- WHAT YOU HAVE TO DO -
Transcribe every entry word for word, leaving out all images.

- DATA ROWS -
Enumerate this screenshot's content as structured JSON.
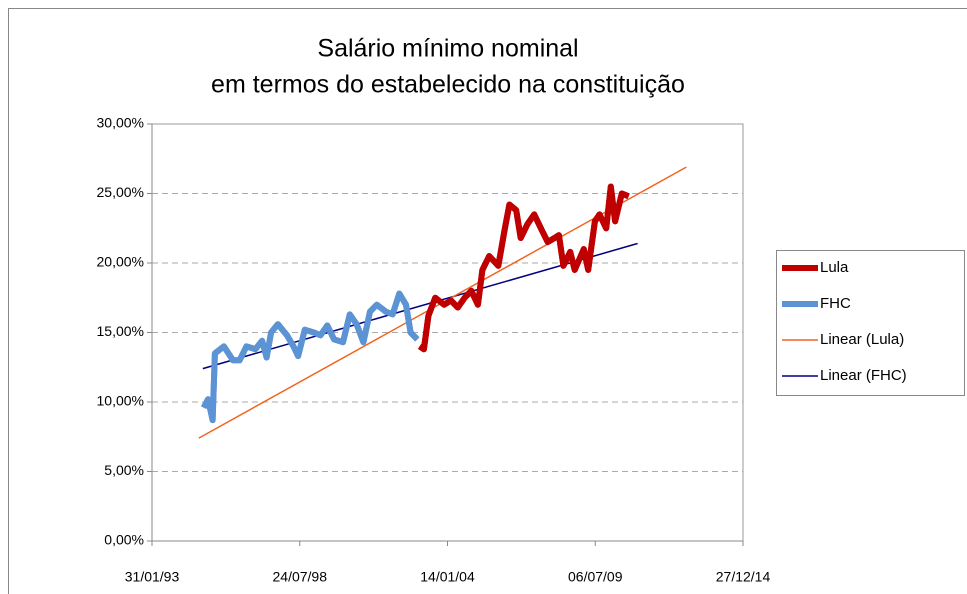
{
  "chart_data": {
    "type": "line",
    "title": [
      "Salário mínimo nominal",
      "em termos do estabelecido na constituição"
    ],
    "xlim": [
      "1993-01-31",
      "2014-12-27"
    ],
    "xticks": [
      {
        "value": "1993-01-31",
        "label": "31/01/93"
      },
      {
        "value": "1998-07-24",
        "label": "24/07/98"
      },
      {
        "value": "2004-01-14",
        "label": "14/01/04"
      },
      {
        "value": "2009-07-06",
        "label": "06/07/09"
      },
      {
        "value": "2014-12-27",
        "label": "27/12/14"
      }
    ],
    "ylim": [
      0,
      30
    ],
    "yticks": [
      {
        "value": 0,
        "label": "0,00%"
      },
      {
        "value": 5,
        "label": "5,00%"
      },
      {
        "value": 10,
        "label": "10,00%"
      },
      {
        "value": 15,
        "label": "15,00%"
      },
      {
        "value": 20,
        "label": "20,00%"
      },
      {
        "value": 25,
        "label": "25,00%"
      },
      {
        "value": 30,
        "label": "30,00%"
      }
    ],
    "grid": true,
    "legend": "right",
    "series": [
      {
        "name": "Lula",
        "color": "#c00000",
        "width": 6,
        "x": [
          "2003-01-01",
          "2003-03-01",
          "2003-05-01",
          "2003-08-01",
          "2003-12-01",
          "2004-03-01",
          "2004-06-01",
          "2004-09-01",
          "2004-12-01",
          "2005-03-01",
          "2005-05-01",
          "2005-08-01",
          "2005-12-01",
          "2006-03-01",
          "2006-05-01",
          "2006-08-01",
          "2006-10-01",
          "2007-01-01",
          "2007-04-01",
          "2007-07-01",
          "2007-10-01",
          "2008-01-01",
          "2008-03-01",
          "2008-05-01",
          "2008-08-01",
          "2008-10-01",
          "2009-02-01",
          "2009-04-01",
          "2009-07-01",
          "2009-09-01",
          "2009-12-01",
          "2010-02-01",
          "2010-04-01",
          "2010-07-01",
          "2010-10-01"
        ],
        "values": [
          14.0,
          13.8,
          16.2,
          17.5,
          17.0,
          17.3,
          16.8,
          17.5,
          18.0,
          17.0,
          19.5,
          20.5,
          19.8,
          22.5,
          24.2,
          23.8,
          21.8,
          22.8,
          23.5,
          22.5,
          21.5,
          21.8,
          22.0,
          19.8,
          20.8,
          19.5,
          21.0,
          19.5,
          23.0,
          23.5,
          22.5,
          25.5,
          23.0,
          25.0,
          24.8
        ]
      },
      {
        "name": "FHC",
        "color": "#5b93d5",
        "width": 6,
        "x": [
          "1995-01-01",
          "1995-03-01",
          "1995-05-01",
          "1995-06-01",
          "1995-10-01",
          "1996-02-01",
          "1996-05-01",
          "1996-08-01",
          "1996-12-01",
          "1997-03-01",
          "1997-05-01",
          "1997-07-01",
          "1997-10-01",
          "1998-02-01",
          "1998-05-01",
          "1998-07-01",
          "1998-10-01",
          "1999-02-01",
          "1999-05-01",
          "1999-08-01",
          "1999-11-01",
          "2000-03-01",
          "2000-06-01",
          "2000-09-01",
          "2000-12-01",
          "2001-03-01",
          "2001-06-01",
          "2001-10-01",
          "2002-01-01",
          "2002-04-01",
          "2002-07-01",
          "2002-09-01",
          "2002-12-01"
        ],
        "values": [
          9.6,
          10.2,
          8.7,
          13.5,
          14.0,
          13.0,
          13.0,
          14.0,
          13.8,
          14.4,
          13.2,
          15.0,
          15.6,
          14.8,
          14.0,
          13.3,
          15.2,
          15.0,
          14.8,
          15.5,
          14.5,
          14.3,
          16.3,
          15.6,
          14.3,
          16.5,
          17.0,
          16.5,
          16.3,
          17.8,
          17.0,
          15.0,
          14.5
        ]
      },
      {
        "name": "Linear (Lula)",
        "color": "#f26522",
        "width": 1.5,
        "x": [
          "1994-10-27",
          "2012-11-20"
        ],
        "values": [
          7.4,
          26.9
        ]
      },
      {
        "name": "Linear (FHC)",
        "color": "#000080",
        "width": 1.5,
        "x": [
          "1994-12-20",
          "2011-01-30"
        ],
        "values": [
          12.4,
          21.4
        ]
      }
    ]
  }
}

- TASK SOLUTION -
Enumerate this screenshot's content as structured JSON.
{
  "chart_data": {
    "type": "line",
    "title": [
      "Salário mínimo nominal",
      "em termos do estabelecido na constituição"
    ],
    "xlim": [
      "1993-01-31",
      "2014-12-27"
    ],
    "xticks": [
      {
        "value": "1993-01-31",
        "label": "31/01/93"
      },
      {
        "value": "1998-07-24",
        "label": "24/07/98"
      },
      {
        "value": "2004-01-14",
        "label": "14/01/04"
      },
      {
        "value": "2009-07-06",
        "label": "06/07/09"
      },
      {
        "value": "2014-12-27",
        "label": "27/12/14"
      }
    ],
    "ylim": [
      0,
      30
    ],
    "yticks": [
      {
        "value": 0,
        "label": "0,00%"
      },
      {
        "value": 5,
        "label": "5,00%"
      },
      {
        "value": 10,
        "label": "10,00%"
      },
      {
        "value": 15,
        "label": "15,00%"
      },
      {
        "value": 20,
        "label": "20,00%"
      },
      {
        "value": 25,
        "label": "25,00%"
      },
      {
        "value": 30,
        "label": "30,00%"
      }
    ],
    "grid": true,
    "legend": "right",
    "series": [
      {
        "name": "Lula",
        "color": "#c00000",
        "width": 6,
        "x": [
          "2003-01-01",
          "2003-03-01",
          "2003-05-01",
          "2003-08-01",
          "2003-12-01",
          "2004-03-01",
          "2004-06-01",
          "2004-09-01",
          "2004-12-01",
          "2005-03-01",
          "2005-05-01",
          "2005-08-01",
          "2005-12-01",
          "2006-03-01",
          "2006-05-01",
          "2006-08-01",
          "2006-10-01",
          "2007-01-01",
          "2007-04-01",
          "2007-07-01",
          "2007-10-01",
          "2008-01-01",
          "2008-03-01",
          "2008-05-01",
          "2008-08-01",
          "2008-10-01",
          "2009-02-01",
          "2009-04-01",
          "2009-07-01",
          "2009-09-01",
          "2009-12-01",
          "2010-02-01",
          "2010-04-01",
          "2010-07-01",
          "2010-10-01"
        ],
        "values": [
          14.0,
          13.8,
          16.2,
          17.5,
          17.0,
          17.3,
          16.8,
          17.5,
          18.0,
          17.0,
          19.5,
          20.5,
          19.8,
          22.5,
          24.2,
          23.8,
          21.8,
          22.8,
          23.5,
          22.5,
          21.5,
          21.8,
          22.0,
          19.8,
          20.8,
          19.5,
          21.0,
          19.5,
          23.0,
          23.5,
          22.5,
          25.5,
          23.0,
          25.0,
          24.8
        ]
      },
      {
        "name": "FHC",
        "color": "#5b93d5",
        "width": 6,
        "x": [
          "1995-01-01",
          "1995-03-01",
          "1995-05-01",
          "1995-06-01",
          "1995-10-01",
          "1996-02-01",
          "1996-05-01",
          "1996-08-01",
          "1996-12-01",
          "1997-03-01",
          "1997-05-01",
          "1997-07-01",
          "1997-10-01",
          "1998-02-01",
          "1998-05-01",
          "1998-07-01",
          "1998-10-01",
          "1999-02-01",
          "1999-05-01",
          "1999-08-01",
          "1999-11-01",
          "2000-03-01",
          "2000-06-01",
          "2000-09-01",
          "2000-12-01",
          "2001-03-01",
          "2001-06-01",
          "2001-10-01",
          "2002-01-01",
          "2002-04-01",
          "2002-07-01",
          "2002-09-01",
          "2002-12-01"
        ],
        "values": [
          9.6,
          10.2,
          8.7,
          13.5,
          14.0,
          13.0,
          13.0,
          14.0,
          13.8,
          14.4,
          13.2,
          15.0,
          15.6,
          14.8,
          14.0,
          13.3,
          15.2,
          15.0,
          14.8,
          15.5,
          14.5,
          14.3,
          16.3,
          15.6,
          14.3,
          16.5,
          17.0,
          16.5,
          16.3,
          17.8,
          17.0,
          15.0,
          14.5
        ]
      },
      {
        "name": "Linear (Lula)",
        "color": "#f26522",
        "width": 1.5,
        "x": [
          "1994-10-27",
          "2012-11-20"
        ],
        "values": [
          7.4,
          26.9
        ]
      },
      {
        "name": "Linear (FHC)",
        "color": "#000080",
        "width": 1.5,
        "x": [
          "1994-12-20",
          "2011-01-30"
        ],
        "values": [
          12.4,
          21.4
        ]
      }
    ]
  }
}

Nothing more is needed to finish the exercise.